**Given task**. Output the records exactly as they appear, with no pictures included.

**Information provided**.

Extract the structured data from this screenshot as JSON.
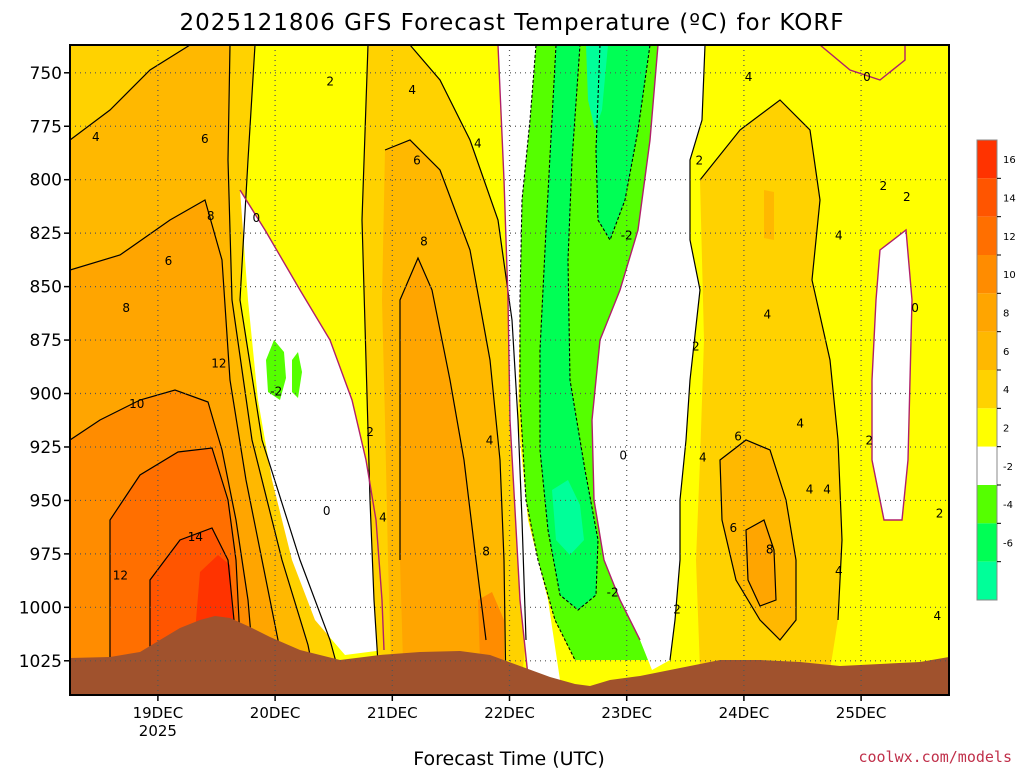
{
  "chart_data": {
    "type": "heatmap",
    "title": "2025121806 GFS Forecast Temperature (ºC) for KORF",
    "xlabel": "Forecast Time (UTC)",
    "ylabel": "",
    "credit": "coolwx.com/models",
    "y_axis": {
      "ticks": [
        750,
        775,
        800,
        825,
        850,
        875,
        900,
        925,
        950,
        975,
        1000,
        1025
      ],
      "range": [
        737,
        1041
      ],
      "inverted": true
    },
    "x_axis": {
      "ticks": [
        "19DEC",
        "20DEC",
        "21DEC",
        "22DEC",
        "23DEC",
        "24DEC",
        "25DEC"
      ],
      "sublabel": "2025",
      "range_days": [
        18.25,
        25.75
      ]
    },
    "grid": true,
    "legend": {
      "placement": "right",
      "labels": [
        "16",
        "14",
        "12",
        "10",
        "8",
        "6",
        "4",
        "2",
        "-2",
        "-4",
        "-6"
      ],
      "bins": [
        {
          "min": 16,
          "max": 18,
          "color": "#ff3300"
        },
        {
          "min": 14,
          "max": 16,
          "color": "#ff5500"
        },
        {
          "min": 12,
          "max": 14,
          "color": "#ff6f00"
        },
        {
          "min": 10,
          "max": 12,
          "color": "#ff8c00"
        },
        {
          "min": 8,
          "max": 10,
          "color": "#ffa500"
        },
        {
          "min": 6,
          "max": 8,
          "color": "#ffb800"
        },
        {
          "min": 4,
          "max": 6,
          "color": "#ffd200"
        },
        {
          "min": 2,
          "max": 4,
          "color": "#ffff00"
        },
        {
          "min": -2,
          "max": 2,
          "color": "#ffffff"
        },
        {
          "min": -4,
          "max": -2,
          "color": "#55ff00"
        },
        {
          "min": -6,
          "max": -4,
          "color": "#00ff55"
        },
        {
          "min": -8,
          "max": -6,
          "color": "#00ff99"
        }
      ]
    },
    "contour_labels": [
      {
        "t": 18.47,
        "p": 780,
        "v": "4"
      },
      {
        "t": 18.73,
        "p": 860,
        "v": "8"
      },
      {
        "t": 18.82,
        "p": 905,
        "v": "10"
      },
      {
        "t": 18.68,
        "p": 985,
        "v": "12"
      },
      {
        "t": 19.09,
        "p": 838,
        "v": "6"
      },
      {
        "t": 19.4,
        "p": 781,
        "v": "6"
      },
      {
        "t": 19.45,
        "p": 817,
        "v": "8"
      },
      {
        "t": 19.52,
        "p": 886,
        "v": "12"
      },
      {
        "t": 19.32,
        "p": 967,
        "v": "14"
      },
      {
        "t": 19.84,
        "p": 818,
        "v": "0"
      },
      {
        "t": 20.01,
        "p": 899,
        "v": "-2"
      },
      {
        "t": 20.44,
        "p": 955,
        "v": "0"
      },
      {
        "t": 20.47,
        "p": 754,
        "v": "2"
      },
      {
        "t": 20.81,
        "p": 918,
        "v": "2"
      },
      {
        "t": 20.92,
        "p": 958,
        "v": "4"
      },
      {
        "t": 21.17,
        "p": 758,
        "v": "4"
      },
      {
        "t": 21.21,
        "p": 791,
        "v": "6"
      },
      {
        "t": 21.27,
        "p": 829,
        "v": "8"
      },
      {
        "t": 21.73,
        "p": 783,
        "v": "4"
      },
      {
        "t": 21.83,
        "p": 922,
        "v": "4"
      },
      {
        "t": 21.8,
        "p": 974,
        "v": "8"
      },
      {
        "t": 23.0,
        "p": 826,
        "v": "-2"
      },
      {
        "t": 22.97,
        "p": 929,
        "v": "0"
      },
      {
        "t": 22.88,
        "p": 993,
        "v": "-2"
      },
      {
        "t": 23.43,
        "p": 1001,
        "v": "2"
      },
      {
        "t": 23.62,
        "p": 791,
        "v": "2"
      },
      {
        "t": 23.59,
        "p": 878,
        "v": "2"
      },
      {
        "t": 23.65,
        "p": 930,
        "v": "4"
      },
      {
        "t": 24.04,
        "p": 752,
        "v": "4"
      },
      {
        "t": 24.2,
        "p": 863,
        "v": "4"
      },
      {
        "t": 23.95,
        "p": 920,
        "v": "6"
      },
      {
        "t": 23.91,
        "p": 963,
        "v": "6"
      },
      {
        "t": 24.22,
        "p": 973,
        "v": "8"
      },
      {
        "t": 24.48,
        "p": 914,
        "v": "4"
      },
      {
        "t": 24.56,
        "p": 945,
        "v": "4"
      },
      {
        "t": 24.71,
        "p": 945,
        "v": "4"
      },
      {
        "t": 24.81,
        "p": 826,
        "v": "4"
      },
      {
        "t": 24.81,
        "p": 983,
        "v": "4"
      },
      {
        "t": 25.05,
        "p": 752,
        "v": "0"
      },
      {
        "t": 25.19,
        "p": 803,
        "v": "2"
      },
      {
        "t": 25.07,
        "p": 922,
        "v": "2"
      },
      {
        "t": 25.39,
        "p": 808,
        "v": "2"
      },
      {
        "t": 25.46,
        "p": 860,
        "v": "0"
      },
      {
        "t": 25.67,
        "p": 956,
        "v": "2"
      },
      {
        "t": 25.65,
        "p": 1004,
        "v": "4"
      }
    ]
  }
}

**Response to the exercise**.
Extract the structured data from this screenshot as JSON.
{
  "chart_data": {
    "type": "heatmap",
    "title": "2025121806 GFS Forecast Temperature (ºC) for KORF",
    "xlabel": "Forecast Time (UTC)",
    "ylabel": "",
    "credit": "coolwx.com/models",
    "y_axis": {
      "ticks": [
        750,
        775,
        800,
        825,
        850,
        875,
        900,
        925,
        950,
        975,
        1000,
        1025
      ],
      "range": [
        737,
        1041
      ],
      "inverted": true
    },
    "x_axis": {
      "ticks": [
        "19DEC",
        "20DEC",
        "21DEC",
        "22DEC",
        "23DEC",
        "24DEC",
        "25DEC"
      ],
      "sublabel": "2025",
      "range_days": [
        18.25,
        25.75
      ]
    },
    "grid": true,
    "legend": {
      "placement": "right",
      "labels": [
        "16",
        "14",
        "12",
        "10",
        "8",
        "6",
        "4",
        "2",
        "-2",
        "-4",
        "-6"
      ],
      "bins": [
        {
          "min": 16,
          "max": 18,
          "color": "#ff3300"
        },
        {
          "min": 14,
          "max": 16,
          "color": "#ff5500"
        },
        {
          "min": 12,
          "max": 14,
          "color": "#ff6f00"
        },
        {
          "min": 10,
          "max": 12,
          "color": "#ff8c00"
        },
        {
          "min": 8,
          "max": 10,
          "color": "#ffa500"
        },
        {
          "min": 6,
          "max": 8,
          "color": "#ffb800"
        },
        {
          "min": 4,
          "max": 6,
          "color": "#ffd200"
        },
        {
          "min": 2,
          "max": 4,
          "color": "#ffff00"
        },
        {
          "min": -2,
          "max": 2,
          "color": "#ffffff"
        },
        {
          "min": -4,
          "max": -2,
          "color": "#55ff00"
        },
        {
          "min": -6,
          "max": -4,
          "color": "#00ff55"
        },
        {
          "min": -8,
          "max": -6,
          "color": "#00ff99"
        }
      ]
    },
    "contour_labels": [
      {
        "t": 18.47,
        "p": 780,
        "v": "4"
      },
      {
        "t": 18.73,
        "p": 860,
        "v": "8"
      },
      {
        "t": 18.82,
        "p": 905,
        "v": "10"
      },
      {
        "t": 18.68,
        "p": 985,
        "v": "12"
      },
      {
        "t": 19.09,
        "p": 838,
        "v": "6"
      },
      {
        "t": 19.4,
        "p": 781,
        "v": "6"
      },
      {
        "t": 19.45,
        "p": 817,
        "v": "8"
      },
      {
        "t": 19.52,
        "p": 886,
        "v": "12"
      },
      {
        "t": 19.32,
        "p": 967,
        "v": "14"
      },
      {
        "t": 19.84,
        "p": 818,
        "v": "0"
      },
      {
        "t": 20.01,
        "p": 899,
        "v": "-2"
      },
      {
        "t": 20.44,
        "p": 955,
        "v": "0"
      },
      {
        "t": 20.47,
        "p": 754,
        "v": "2"
      },
      {
        "t": 20.81,
        "p": 918,
        "v": "2"
      },
      {
        "t": 20.92,
        "p": 958,
        "v": "4"
      },
      {
        "t": 21.17,
        "p": 758,
        "v": "4"
      },
      {
        "t": 21.21,
        "p": 791,
        "v": "6"
      },
      {
        "t": 21.27,
        "p": 829,
        "v": "8"
      },
      {
        "t": 21.73,
        "p": 783,
        "v": "4"
      },
      {
        "t": 21.83,
        "p": 922,
        "v": "4"
      },
      {
        "t": 21.8,
        "p": 974,
        "v": "8"
      },
      {
        "t": 23.0,
        "p": 826,
        "v": "-2"
      },
      {
        "t": 22.97,
        "p": 929,
        "v": "0"
      },
      {
        "t": 22.88,
        "p": 993,
        "v": "-2"
      },
      {
        "t": 23.43,
        "p": 1001,
        "v": "2"
      },
      {
        "t": 23.62,
        "p": 791,
        "v": "2"
      },
      {
        "t": 23.59,
        "p": 878,
        "v": "2"
      },
      {
        "t": 23.65,
        "p": 930,
        "v": "4"
      },
      {
        "t": 24.04,
        "p": 752,
        "v": "4"
      },
      {
        "t": 24.2,
        "p": 863,
        "v": "4"
      },
      {
        "t": 23.95,
        "p": 920,
        "v": "6"
      },
      {
        "t": 23.91,
        "p": 963,
        "v": "6"
      },
      {
        "t": 24.22,
        "p": 973,
        "v": "8"
      },
      {
        "t": 24.48,
        "p": 914,
        "v": "4"
      },
      {
        "t": 24.56,
        "p": 945,
        "v": "4"
      },
      {
        "t": 24.71,
        "p": 945,
        "v": "4"
      },
      {
        "t": 24.81,
        "p": 826,
        "v": "4"
      },
      {
        "t": 24.81,
        "p": 983,
        "v": "4"
      },
      {
        "t": 25.05,
        "p": 752,
        "v": "0"
      },
      {
        "t": 25.19,
        "p": 803,
        "v": "2"
      },
      {
        "t": 25.07,
        "p": 922,
        "v": "2"
      },
      {
        "t": 25.39,
        "p": 808,
        "v": "2"
      },
      {
        "t": 25.46,
        "p": 860,
        "v": "0"
      },
      {
        "t": 25.67,
        "p": 956,
        "v": "2"
      },
      {
        "t": 25.65,
        "p": 1004,
        "v": "4"
      }
    ]
  }
}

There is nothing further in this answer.